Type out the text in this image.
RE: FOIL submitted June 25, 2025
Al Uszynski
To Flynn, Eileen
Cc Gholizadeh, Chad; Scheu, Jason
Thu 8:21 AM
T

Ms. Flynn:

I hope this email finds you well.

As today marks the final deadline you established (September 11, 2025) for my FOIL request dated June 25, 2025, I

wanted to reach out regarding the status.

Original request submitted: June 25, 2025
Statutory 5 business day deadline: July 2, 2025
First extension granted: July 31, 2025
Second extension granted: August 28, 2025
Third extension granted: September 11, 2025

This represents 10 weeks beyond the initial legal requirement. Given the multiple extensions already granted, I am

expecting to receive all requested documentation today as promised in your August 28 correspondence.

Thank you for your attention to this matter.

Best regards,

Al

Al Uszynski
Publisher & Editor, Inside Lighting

### THE EXERCISE
Write the whole listing out again. Keep every line exactly as it is.

### RESULT OF THIS EXERCISE
Type out the text in this image.
RE: FOIL submitted June 25, 2025
Al Uszynski
To Flynn, Eileen
Cc Gholizadeh, Chad; Scheu, Jason
Thu 8:21 AM
T

Ms. Flynn:

I hope this email finds you well.

As today marks the final deadline you established (September 11, 2025) for my FOIL request dated June 25, 2025, I

wanted to reach out regarding the status.

Original request submitted: June 25, 2025
Statutory 5 business day deadline: July 2, 2025
First extension granted: July 31, 2025
Second extension granted: August 28, 2025
Third extension granted: September 11, 2025

This represents 10 weeks beyond the initial legal requirement. Given the multiple extensions already granted, I am

expecting to receive all requested documentation today as promised in your August 28 correspondence.

Thank you for your attention to this matter.

Best regards,

Al

Al Uszynski
Publisher & Editor, Inside Lighting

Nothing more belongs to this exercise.